((

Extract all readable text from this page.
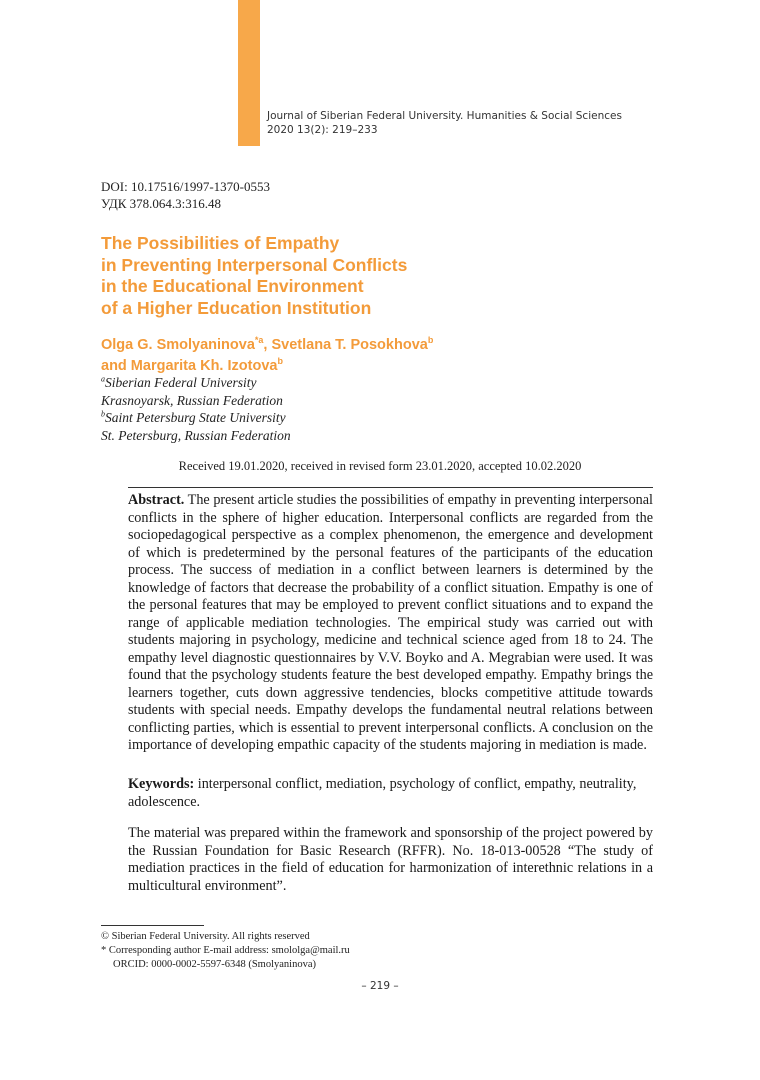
Journal of Siberian Federal University. Humanities & Social Sciences
2020 13(2): 219–233
DOI: 10.17516/1997-1370-0553
УДК 378.064.3:316.48
The Possibilities of Empathy
in Preventing Interpersonal Conflicts
in the Educational Environment
of a Higher Education Institution
Olga G. Smolyaninova$^{*a}$, Svetlana T. Posokhova$^b$
and Margarita Kh. Izotova$^b$
$^a$Siberian Federal University
Krasnoyarsk, Russian Federation
$^b$Saint Petersburg State University
St. Petersburg, Russian Federation
Received 19.01.2020, received in revised form 23.01.2020, accepted 10.02.2020

Abstract. The present article studies the possibilities of empathy in preventing interpersonal conflicts in the sphere of higher education. Interpersonal conflicts are regarded from the sociopedagogical perspective as a complex phenomenon, the emergence and development of which is predetermined by the personal features of the participants of the education process. The success of mediation in a conflict between learners is determined by the knowledge of factors that decrease the probability of a conflict situation. Empathy is one of the personal features that may be employed to prevent conflict situations and to expand the range of applicable mediation technologies. The empirical study was carried out with students majoring in psychology, medicine and technical science aged from 18 to 24. The empathy level diagnostic questionnaires by V.V. Boyko and A. Megrabian were used. It was found that the psychology students feature the best developed empathy. Empathy brings the learners together, cuts down aggressive tendencies, blocks competitive attitude towards students with special needs. Empathy develops the fundamental neutral relations between conflicting parties, which is essential to prevent interpersonal conflicts. A conclusion on the importance of developing empathic capacity of the students majoring in mediation is made.

Keywords: interpersonal conflict, mediation, psychology of conflict, empathy, neutrality, adolescence.

The material was prepared within the framework and sponsorship of the project powered by the Russian Foundation for Basic Research (RFFR). No. 18-013-00528 “The study of mediation practices in the field of education for harmonization of interethnic relations in a multicultural environment”.

© Siberian Federal University. All rights reserved
* Corresponding author E-mail address: smololga@mail.ru
ORCID: 0000-0002-5597-6348 (Smolyaninova)
– 219 –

))

◆ **Directive**: Write out the entries above word for word. Do not include the pictures.

◆ **Written reply**:
Extract all readable text from this page.
Journal of Siberian Federal University. Humanities & Social Sciences
2020 13(2): 219–233
DOI: 10.17516/1997-1370-0553
УДК 378.064.3:316.48
The Possibilities of Empathy
in Preventing Interpersonal Conflicts
in the Educational Environment
of a Higher Education Institution
Olga G. Smolyaninova$^{*a}$, Svetlana T. Posokhova$^b$
and Margarita Kh. Izotova$^b$
$^a$Siberian Federal University
Krasnoyarsk, Russian Federation
$^b$Saint Petersburg State University
St. Petersburg, Russian Federation
Received 19.01.2020, received in revised form 23.01.2020, accepted 10.02.2020

Abstract. The present article studies the possibilities of empathy in preventing interpersonal conflicts in the sphere of higher education. Interpersonal conflicts are regarded from the sociopedagogical perspective as a complex phenomenon, the emergence and development of which is predetermined by the personal features of the participants of the education process. The success of mediation in a conflict between learners is determined by the knowledge of factors that decrease the probability of a conflict situation. Empathy is one of the personal features that may be employed to prevent conflict situations and to expand the range of applicable mediation technologies. The empirical study was carried out with students majoring in psychology, medicine and technical science aged from 18 to 24. The empathy level diagnostic questionnaires by V.V. Boyko and A. Megrabian were used. It was found that the psychology students feature the best developed empathy. Empathy brings the learners together, cuts down aggressive tendencies, blocks competitive attitude towards students with special needs. Empathy develops the fundamental neutral relations between conflicting parties, which is essential to prevent interpersonal conflicts. A conclusion on the importance of developing empathic capacity of the students majoring in mediation is made.

Keywords: interpersonal conflict, mediation, psychology of conflict, empathy, neutrality, adolescence.

The material was prepared within the framework and sponsorship of the project powered by the Russian Foundation for Basic Research (RFFR). No. 18-013-00528 “The study of mediation practices in the field of education for harmonization of interethnic relations in a multicultural environment”.

© Siberian Federal University. All rights reserved
* Corresponding author E-mail address: smololga@mail.ru
ORCID: 0000-0002-5597-6348 (Smolyaninova)
– 219 –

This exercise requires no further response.